* _REQUIRED WORK_:
In the copy, include every entry exactly but none of the images.

^^^^^^^^^^^^^^^^

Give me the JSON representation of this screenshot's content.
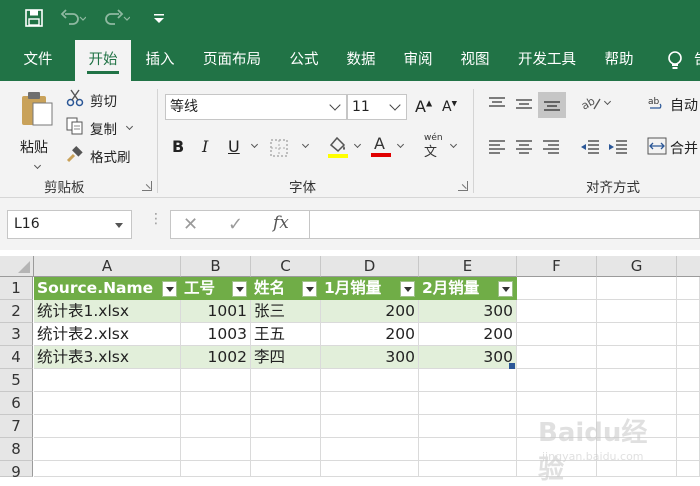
{
  "quick_access": {
    "save_icon": "save-icon",
    "undo_icon": "undo-icon",
    "redo_icon": "redo-icon",
    "customize_icon": "customize-qat-icon"
  },
  "tabs": [
    {
      "label": "文件"
    },
    {
      "label": "开始"
    },
    {
      "label": "插入"
    },
    {
      "label": "页面布局"
    },
    {
      "label": "公式"
    },
    {
      "label": "数据"
    },
    {
      "label": "审阅"
    },
    {
      "label": "视图"
    },
    {
      "label": "开发工具"
    },
    {
      "label": "帮助"
    }
  ],
  "active_tab": "开始",
  "clipboard": {
    "paste": "粘贴",
    "cut": "剪切",
    "copy": "复制",
    "format_painter": "格式刷",
    "group": "剪贴板"
  },
  "font": {
    "name": "等线",
    "size": "11",
    "bold": "B",
    "italic": "I",
    "underline": "U",
    "grow": "A",
    "shrink": "A",
    "group": "字体",
    "phonetic": "wén",
    "fill_color": "#ffff00",
    "font_color": "#e00000"
  },
  "alignment": {
    "wrap": "自动",
    "merge": "合并",
    "group": "对齐方式"
  },
  "formula_bar": {
    "name_box": "L16",
    "cancel": "✕",
    "enter": "✓",
    "fx": "fx",
    "value": ""
  },
  "columns": [
    "A",
    "B",
    "C",
    "D",
    "E",
    "F",
    "G"
  ],
  "rows": [
    "1",
    "2",
    "3",
    "4",
    "5",
    "6",
    "7",
    "8",
    "9"
  ],
  "table": {
    "headers": [
      "Source.Name",
      "工号",
      "姓名",
      "1月销量",
      "2月销量"
    ],
    "rows": [
      [
        "统计表1.xlsx",
        "1001",
        "张三",
        "200",
        "300"
      ],
      [
        "统计表2.xlsx",
        "1003",
        "王五",
        "200",
        "200"
      ],
      [
        "统计表3.xlsx",
        "1002",
        "李四",
        "300",
        "300"
      ]
    ],
    "header_color": "#70ad47",
    "band_color": "#e2efda"
  },
  "watermark": {
    "brand": "Baidu经验",
    "url": "jingyan.baidu.com"
  }
}
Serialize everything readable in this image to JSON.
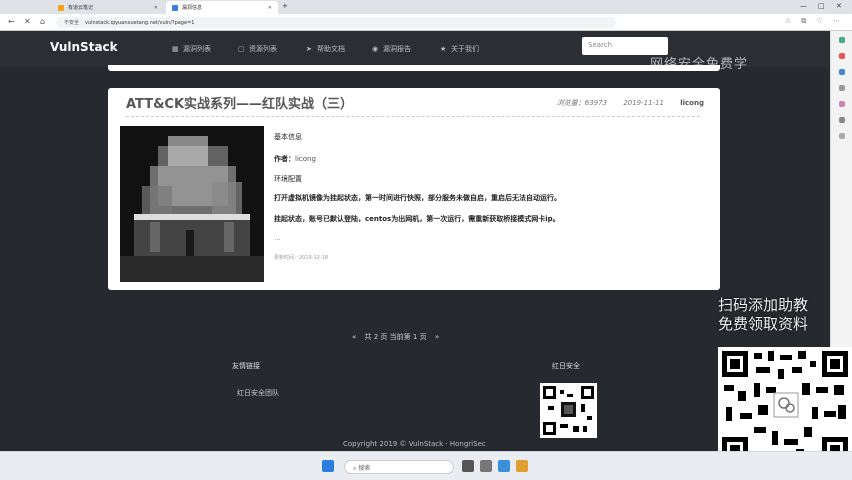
{
  "browser": {
    "tabs": [
      {
        "label": "有道云笔记"
      },
      {
        "label": "漏洞信息"
      }
    ],
    "insecure_label": "不安全",
    "url": "vulnstack.qiyuanxuetang.net/vuln/?page=1"
  },
  "site": {
    "logo": "VulnStack",
    "nav": [
      {
        "label": "漏洞列表"
      },
      {
        "label": "资源列表"
      },
      {
        "label": "帮助文档"
      },
      {
        "label": "漏洞报告"
      },
      {
        "label": "关于我们"
      }
    ],
    "search_placeholder": "Search"
  },
  "overlay": {
    "watermark_top": "网络安全免费学",
    "promo_line1": "扫码添加助教",
    "promo_line2": "免费领取资料"
  },
  "card": {
    "title": "ATT&CK实战系列——红队实战（三）",
    "views_label": "浏览量：",
    "views": "63973",
    "date": "2019-11-11",
    "author": "licong",
    "section_basic": "基本信息",
    "author_label": "作者：",
    "author_value": "licong",
    "section_env": "环境配置",
    "env_line1": "打开虚拟机镜像为挂起状态，第一时间进行快照，部分服务未做自启，重启后无法自动运行。",
    "env_line2": "挂起状态，账号已默认登陆，centos为出网机，第一次运行，需重新获取桥接模式网卡ip。",
    "ellipsis": "...",
    "updated": "更新时间：2019-12-18"
  },
  "pagination": {
    "prev": "«",
    "text": "共 2 页   当前第  1  页",
    "next": "»"
  },
  "footer": {
    "links_title": "友情链接",
    "link1": "红日安全团队",
    "org_title": "红日安全",
    "copyright": "Copyright 2019 © VulnStack · HongriSec"
  },
  "taskbar": {
    "search": "搜索"
  }
}
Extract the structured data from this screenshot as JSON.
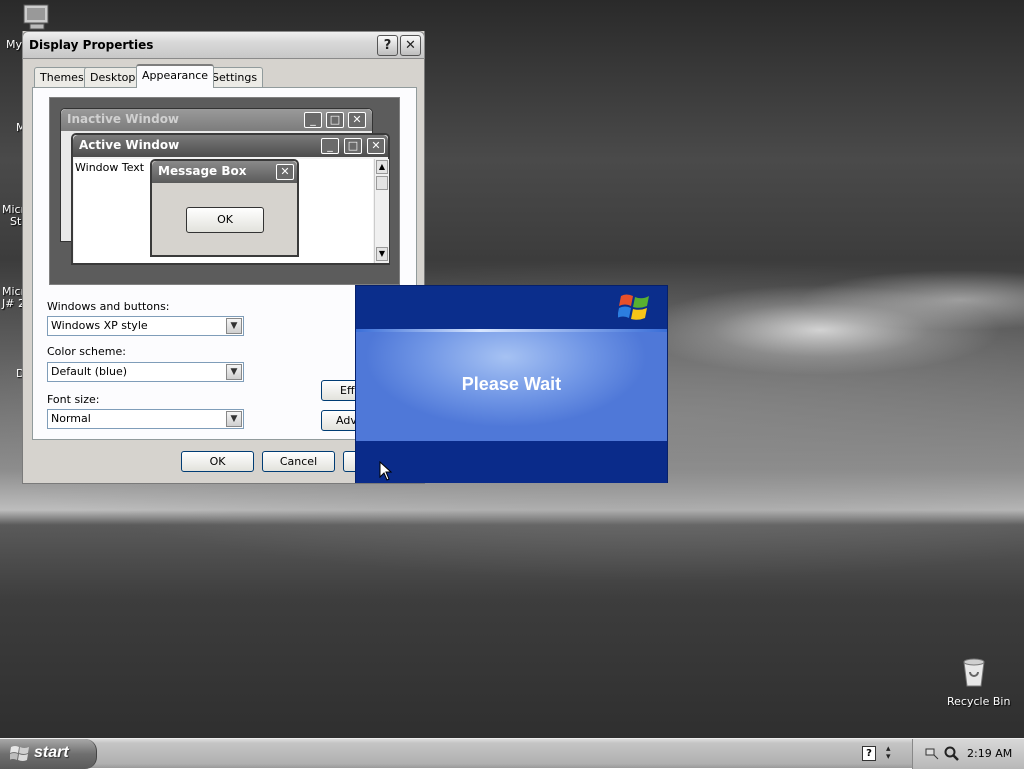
{
  "desktop": {
    "icons": [
      {
        "label": "My"
      },
      {
        "label": "M"
      },
      {
        "label": "Micr"
      },
      {
        "label": "St"
      },
      {
        "label": "Micr"
      },
      {
        "label": "J# 2"
      },
      {
        "label": "D"
      },
      {
        "label": "Recycle Bin"
      }
    ]
  },
  "display_properties": {
    "title": "Display Properties",
    "help_button": "?",
    "close_button": "✕",
    "tabs": [
      {
        "label": "Themes"
      },
      {
        "label": "Desktop"
      },
      {
        "label": "Appearance"
      },
      {
        "label": "Settings"
      }
    ],
    "preview": {
      "inactive_title": "Inactive Window",
      "active_title": "Active Window",
      "window_text": "Window Text",
      "message_box_title": "Message Box",
      "message_box_ok": "OK"
    },
    "windows_and_buttons_label": "Windows and buttons:",
    "windows_and_buttons_value": "Windows XP style",
    "color_scheme_label": "Color scheme:",
    "color_scheme_value": "Default (blue)",
    "font_size_label": "Font size:",
    "font_size_value": "Normal",
    "effects_button": "Eff",
    "advanced_button": "Adv",
    "ok_button": "OK",
    "cancel_button": "Cancel"
  },
  "splash": {
    "message": "Please Wait"
  },
  "taskbar": {
    "start_label": "start",
    "clock": "2:19 AM"
  },
  "colors": {
    "splash_blue": "#0b2f8f",
    "splash_mid": "#6f95e5",
    "dialog_face": "#d6d3ce"
  }
}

^^^^^^^^^^^^^^^^

* _SOLUTION BELOW_:
Give me the JSON representation of this screenshot's content.
{
  "quick_access": {
    "save_icon": "save-icon",
    "undo_icon": "undo-icon",
    "redo_icon": "redo-icon",
    "customize_icon": "customize-qat-icon"
  },
  "tabs": [
    {
      "label": "文件"
    },
    {
      "label": "开始"
    },
    {
      "label": "插入"
    },
    {
      "label": "页面布局"
    },
    {
      "label": "公式"
    },
    {
      "label": "数据"
    },
    {
      "label": "审阅"
    },
    {
      "label": "视图"
    },
    {
      "label": "开发工具"
    },
    {
      "label": "帮助"
    }
  ],
  "active_tab": "开始",
  "clipboard": {
    "paste": "粘贴",
    "cut": "剪切",
    "copy": "复制",
    "format_painter": "格式刷",
    "group": "剪贴板"
  },
  "font": {
    "name": "等线",
    "size": "11",
    "bold": "B",
    "italic": "I",
    "underline": "U",
    "grow": "A",
    "shrink": "A",
    "group": "字体",
    "phonetic": "wén",
    "fill_color": "#ffff00",
    "font_color": "#e00000"
  },
  "alignment": {
    "wrap": "自动",
    "merge": "合并",
    "group": "对齐方式"
  },
  "formula_bar": {
    "name_box": "L16",
    "cancel": "✕",
    "enter": "✓",
    "fx": "fx",
    "value": ""
  },
  "columns": [
    "A",
    "B",
    "C",
    "D",
    "E",
    "F",
    "G"
  ],
  "rows": [
    "1",
    "2",
    "3",
    "4",
    "5",
    "6",
    "7",
    "8",
    "9"
  ],
  "table": {
    "headers": [
      "Source.Name",
      "工号",
      "姓名",
      "1月销量",
      "2月销量"
    ],
    "rows": [
      [
        "统计表1.xlsx",
        "1001",
        "张三",
        "200",
        "300"
      ],
      [
        "统计表2.xlsx",
        "1003",
        "王五",
        "200",
        "200"
      ],
      [
        "统计表3.xlsx",
        "1002",
        "李四",
        "300",
        "300"
      ]
    ],
    "header_color": "#70ad47",
    "band_color": "#e2efda"
  },
  "watermark": {
    "brand": "Baidu经验",
    "url": "jingyan.baidu.com"
  }
}
Serialize everything readable in this image to JSON.
{
  "browser": {
    "tabs": [
      {
        "label": "有道云笔记"
      },
      {
        "label": "漏洞信息"
      }
    ],
    "insecure_label": "不安全",
    "url": "vulnstack.qiyuanxuetang.net/vuln/?page=1"
  },
  "site": {
    "logo": "VulnStack",
    "nav": [
      {
        "label": "漏洞列表"
      },
      {
        "label": "资源列表"
      },
      {
        "label": "帮助文档"
      },
      {
        "label": "漏洞报告"
      },
      {
        "label": "关于我们"
      }
    ],
    "search_placeholder": "Search"
  },
  "overlay": {
    "watermark_top": "网络安全免费学",
    "promo_line1": "扫码添加助教",
    "promo_line2": "免费领取资料"
  },
  "card": {
    "title": "ATT&CK实战系列——红队实战（三）",
    "views_label": "浏览量：",
    "views": "63973",
    "date": "2019-11-11",
    "author": "licong",
    "section_basic": "基本信息",
    "author_label": "作者：",
    "author_value": "licong",
    "section_env": "环境配置",
    "env_line1": "打开虚拟机镜像为挂起状态，第一时间进行快照，部分服务未做自启，重启后无法自动运行。",
    "env_line2": "挂起状态，账号已默认登陆，centos为出网机，第一次运行，需重新获取桥接模式网卡ip。",
    "ellipsis": "...",
    "updated": "更新时间：2019-12-18"
  },
  "pagination": {
    "prev": "«",
    "text": "共 2 页   当前第  1  页",
    "next": "»"
  },
  "footer": {
    "links_title": "友情链接",
    "link1": "红日安全团队",
    "org_title": "红日安全",
    "copyright": "Copyright 2019 © VulnStack · HongriSec"
  },
  "taskbar": {
    "search": "搜索"
  }
}
Extract the structured data from this screenshot as JSON.
{
  "desktop": {
    "icons": [
      {
        "label": "My"
      },
      {
        "label": "M"
      },
      {
        "label": "Micr"
      },
      {
        "label": "St"
      },
      {
        "label": "Micr"
      },
      {
        "label": "J# 2"
      },
      {
        "label": "D"
      },
      {
        "label": "Recycle Bin"
      }
    ]
  },
  "display_properties": {
    "title": "Display Properties",
    "help_button": "?",
    "close_button": "✕",
    "tabs": [
      {
        "label": "Themes"
      },
      {
        "label": "Desktop"
      },
      {
        "label": "Appearance"
      },
      {
        "label": "Settings"
      }
    ],
    "preview": {
      "inactive_title": "Inactive Window",
      "active_title": "Active Window",
      "window_text": "Window Text",
      "message_box_title": "Message Box",
      "message_box_ok": "OK"
    },
    "windows_and_buttons_label": "Windows and buttons:",
    "windows_and_buttons_value": "Windows XP style",
    "color_scheme_label": "Color scheme:",
    "color_scheme_value": "Default (blue)",
    "font_size_label": "Font size:",
    "font_size_value": "Normal",
    "effects_button": "Eff",
    "advanced_button": "Adv",
    "ok_button": "OK",
    "cancel_button": "Cancel"
  },
  "splash": {
    "message": "Please Wait"
  },
  "taskbar": {
    "start_label": "start",
    "clock": "2:19 AM"
  },
  "colors": {
    "splash_blue": "#0b2f8f",
    "splash_mid": "#6f95e5",
    "dialog_face": "#d6d3ce"
  }
}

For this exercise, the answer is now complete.